# Exercise goal
Filter the listing and keep only the lines with the word "epoxy".

-- Begin --

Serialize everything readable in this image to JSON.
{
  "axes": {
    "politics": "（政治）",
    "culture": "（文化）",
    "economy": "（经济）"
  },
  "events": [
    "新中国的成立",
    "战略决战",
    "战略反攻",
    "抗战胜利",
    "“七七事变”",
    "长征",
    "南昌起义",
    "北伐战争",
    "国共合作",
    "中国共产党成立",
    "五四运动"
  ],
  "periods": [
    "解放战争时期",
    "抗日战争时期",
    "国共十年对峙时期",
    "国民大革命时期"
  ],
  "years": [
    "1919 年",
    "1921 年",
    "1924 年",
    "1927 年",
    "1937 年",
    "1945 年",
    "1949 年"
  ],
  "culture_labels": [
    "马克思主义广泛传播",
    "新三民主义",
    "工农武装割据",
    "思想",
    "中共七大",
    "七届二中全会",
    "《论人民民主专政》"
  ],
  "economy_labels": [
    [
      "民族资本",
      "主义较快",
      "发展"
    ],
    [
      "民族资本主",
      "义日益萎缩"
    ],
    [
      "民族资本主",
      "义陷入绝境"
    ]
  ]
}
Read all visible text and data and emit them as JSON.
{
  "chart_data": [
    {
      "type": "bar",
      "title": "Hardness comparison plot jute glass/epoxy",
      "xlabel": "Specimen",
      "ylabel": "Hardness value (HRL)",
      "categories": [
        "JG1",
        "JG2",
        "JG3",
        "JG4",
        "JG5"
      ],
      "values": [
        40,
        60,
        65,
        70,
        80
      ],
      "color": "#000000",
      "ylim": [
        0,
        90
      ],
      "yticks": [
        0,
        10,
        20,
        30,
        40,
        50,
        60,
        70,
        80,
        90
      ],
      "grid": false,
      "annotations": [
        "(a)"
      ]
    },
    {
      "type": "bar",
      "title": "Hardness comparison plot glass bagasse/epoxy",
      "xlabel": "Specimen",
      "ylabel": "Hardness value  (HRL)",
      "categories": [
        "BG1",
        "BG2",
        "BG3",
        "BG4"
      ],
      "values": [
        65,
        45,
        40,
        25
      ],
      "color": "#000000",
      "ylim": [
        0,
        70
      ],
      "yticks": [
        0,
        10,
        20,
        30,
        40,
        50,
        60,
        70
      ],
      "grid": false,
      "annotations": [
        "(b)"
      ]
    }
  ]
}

-- End --

# Solution below
      "title": "Hardness comparison plot jute glass/epoxy",
      "title": "Hardness comparison plot glass bagasse/epoxy",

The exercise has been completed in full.